> [Exercise instructions]: Set down each record exactly as written.

> [Stored records]:
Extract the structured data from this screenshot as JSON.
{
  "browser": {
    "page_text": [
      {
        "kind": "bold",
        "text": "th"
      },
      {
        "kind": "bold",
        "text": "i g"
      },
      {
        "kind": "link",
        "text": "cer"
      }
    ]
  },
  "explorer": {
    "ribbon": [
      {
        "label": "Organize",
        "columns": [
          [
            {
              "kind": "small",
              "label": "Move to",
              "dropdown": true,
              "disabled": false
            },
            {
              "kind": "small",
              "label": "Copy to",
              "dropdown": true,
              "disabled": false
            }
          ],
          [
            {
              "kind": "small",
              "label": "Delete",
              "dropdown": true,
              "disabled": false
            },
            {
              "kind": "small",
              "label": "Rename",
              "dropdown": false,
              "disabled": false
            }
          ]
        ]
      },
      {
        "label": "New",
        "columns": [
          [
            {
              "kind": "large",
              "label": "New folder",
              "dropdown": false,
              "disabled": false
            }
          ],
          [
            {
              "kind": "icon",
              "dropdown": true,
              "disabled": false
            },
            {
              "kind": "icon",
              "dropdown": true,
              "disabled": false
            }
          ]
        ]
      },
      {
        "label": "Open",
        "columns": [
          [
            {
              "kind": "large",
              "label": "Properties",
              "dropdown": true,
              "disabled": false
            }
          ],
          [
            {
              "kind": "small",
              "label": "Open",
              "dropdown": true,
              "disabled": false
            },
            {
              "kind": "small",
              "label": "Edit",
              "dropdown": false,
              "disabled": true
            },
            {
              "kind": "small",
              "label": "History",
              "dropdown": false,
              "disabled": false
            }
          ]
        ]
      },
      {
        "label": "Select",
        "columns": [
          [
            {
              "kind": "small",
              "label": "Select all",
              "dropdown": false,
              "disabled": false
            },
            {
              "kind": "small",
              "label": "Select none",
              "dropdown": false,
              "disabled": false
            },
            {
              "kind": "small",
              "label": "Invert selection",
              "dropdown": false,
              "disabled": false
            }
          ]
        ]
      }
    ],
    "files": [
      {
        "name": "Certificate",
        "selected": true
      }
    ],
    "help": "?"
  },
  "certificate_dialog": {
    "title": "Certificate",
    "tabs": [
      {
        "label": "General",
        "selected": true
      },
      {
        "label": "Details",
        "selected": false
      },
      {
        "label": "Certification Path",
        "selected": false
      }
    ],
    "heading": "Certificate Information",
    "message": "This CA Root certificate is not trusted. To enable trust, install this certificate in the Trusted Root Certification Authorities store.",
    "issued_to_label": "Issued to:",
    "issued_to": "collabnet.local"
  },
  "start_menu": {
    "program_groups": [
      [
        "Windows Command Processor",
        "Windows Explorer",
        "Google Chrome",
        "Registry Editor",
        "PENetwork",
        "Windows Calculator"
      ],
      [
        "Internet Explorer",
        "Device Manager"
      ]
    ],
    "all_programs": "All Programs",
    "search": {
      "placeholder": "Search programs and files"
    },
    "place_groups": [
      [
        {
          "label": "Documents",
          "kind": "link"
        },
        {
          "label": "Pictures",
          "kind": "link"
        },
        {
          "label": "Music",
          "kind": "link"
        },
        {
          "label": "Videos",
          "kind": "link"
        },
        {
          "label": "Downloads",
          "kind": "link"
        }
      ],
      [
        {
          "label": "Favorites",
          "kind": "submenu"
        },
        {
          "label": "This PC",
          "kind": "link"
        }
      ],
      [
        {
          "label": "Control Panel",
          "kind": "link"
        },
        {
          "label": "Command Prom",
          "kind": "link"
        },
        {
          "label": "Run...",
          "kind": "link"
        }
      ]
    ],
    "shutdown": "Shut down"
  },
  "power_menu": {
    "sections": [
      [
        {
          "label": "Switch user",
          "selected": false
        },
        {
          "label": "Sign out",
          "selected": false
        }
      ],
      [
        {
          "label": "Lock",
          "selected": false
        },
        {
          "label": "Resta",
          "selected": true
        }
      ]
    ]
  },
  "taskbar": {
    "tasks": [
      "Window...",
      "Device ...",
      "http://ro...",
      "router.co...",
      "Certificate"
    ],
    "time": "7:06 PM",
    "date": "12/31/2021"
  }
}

> [Exercise response]:
Extract the structured data from this screenshot as JSON.
{
  "browser": {
    "page_text": [
      {
        "kind": "bold",
        "text": "th"
      },
      {
        "kind": "bold",
        "text": "i g"
      },
      {
        "kind": "link",
        "text": "cer"
      }
    ]
  },
  "explorer": {
    "ribbon": [
      {
        "label": "Organize",
        "columns": [
          [
            {
              "kind": "small",
              "label": "Move to",
              "dropdown": true,
              "disabled": false
            },
            {
              "kind": "small",
              "label": "Copy to",
              "dropdown": true,
              "disabled": false
            }
          ],
          [
            {
              "kind": "small",
              "label": "Delete",
              "dropdown": true,
              "disabled": false
            },
            {
              "kind": "small",
              "label": "Rename",
              "dropdown": false,
              "disabled": false
            }
          ]
        ]
      },
      {
        "label": "New",
        "columns": [
          [
            {
              "kind": "large",
              "label": "New folder",
              "dropdown": false,
              "disabled": false
            }
          ],
          [
            {
              "kind": "icon",
              "dropdown": true,
              "disabled": false
            },
            {
              "kind": "icon",
              "dropdown": true,
              "disabled": false
            }
          ]
        ]
      },
      {
        "label": "Open",
        "columns": [
          [
            {
              "kind": "large",
              "label": "Properties",
              "dropdown": true,
              "disabled": false
            }
          ],
          [
            {
              "kind": "small",
              "label": "Open",
              "dropdown": true,
              "disabled": false
            },
            {
              "kind": "small",
              "label": "Edit",
              "dropdown": false,
              "disabled": true
            },
            {
              "kind": "small",
              "label": "History",
              "dropdown": false,
              "disabled": false
            }
          ]
        ]
      },
      {
        "label": "Select",
        "columns": [
          [
            {
              "kind": "small",
              "label": "Select all",
              "dropdown": false,
              "disabled": false
            },
            {
              "kind": "small",
              "label": "Select none",
              "dropdown": false,
              "disabled": false
            },
            {
              "kind": "small",
              "label": "Invert selection",
              "dropdown": false,
              "disabled": false
            }
          ]
        ]
      }
    ],
    "files": [
      {
        "name": "Certificate",
        "selected": true
      }
    ],
    "help": "?"
  },
  "certificate_dialog": {
    "title": "Certificate",
    "tabs": [
      {
        "label": "General",
        "selected": true
      },
      {
        "label": "Details",
        "selected": false
      },
      {
        "label": "Certification Path",
        "selected": false
      }
    ],
    "heading": "Certificate Information",
    "message": "This CA Root certificate is not trusted. To enable trust, install this certificate in the Trusted Root Certification Authorities store.",
    "issued_to_label": "Issued to:",
    "issued_to": "collabnet.local"
  },
  "start_menu": {
    "program_groups": [
      [
        "Windows Command Processor",
        "Windows Explorer",
        "Google Chrome",
        "Registry Editor",
        "PENetwork",
        "Windows Calculator"
      ],
      [
        "Internet Explorer",
        "Device Manager"
      ]
    ],
    "all_programs": "All Programs",
    "search": {
      "placeholder": "Search programs and files"
    },
    "place_groups": [
      [
        {
          "label": "Documents",
          "kind": "link"
        },
        {
          "label": "Pictures",
          "kind": "link"
        },
        {
          "label": "Music",
          "kind": "link"
        },
        {
          "label": "Videos",
          "kind": "link"
        },
        {
          "label": "Downloads",
          "kind": "link"
        }
      ],
      [
        {
          "label": "Favorites",
          "kind": "submenu"
        },
        {
          "label": "This PC",
          "kind": "link"
        }
      ],
      [
        {
          "label": "Control Panel",
          "kind": "link"
        },
        {
          "label": "Command Prom",
          "kind": "link"
        },
        {
          "label": "Run...",
          "kind": "link"
        }
      ]
    ],
    "shutdown": "Shut down"
  },
  "power_menu": {
    "sections": [
      [
        {
          "label": "Switch user",
          "selected": false
        },
        {
          "label": "Sign out",
          "selected": false
        }
      ],
      [
        {
          "label": "Lock",
          "selected": false
        },
        {
          "label": "Resta",
          "selected": true
        }
      ]
    ]
  },
  "taskbar": {
    "tasks": [
      "Window...",
      "Device ...",
      "http://ro...",
      "router.co...",
      "Certificate"
    ],
    "time": "7:06 PM",
    "date": "12/31/2021"
  }
}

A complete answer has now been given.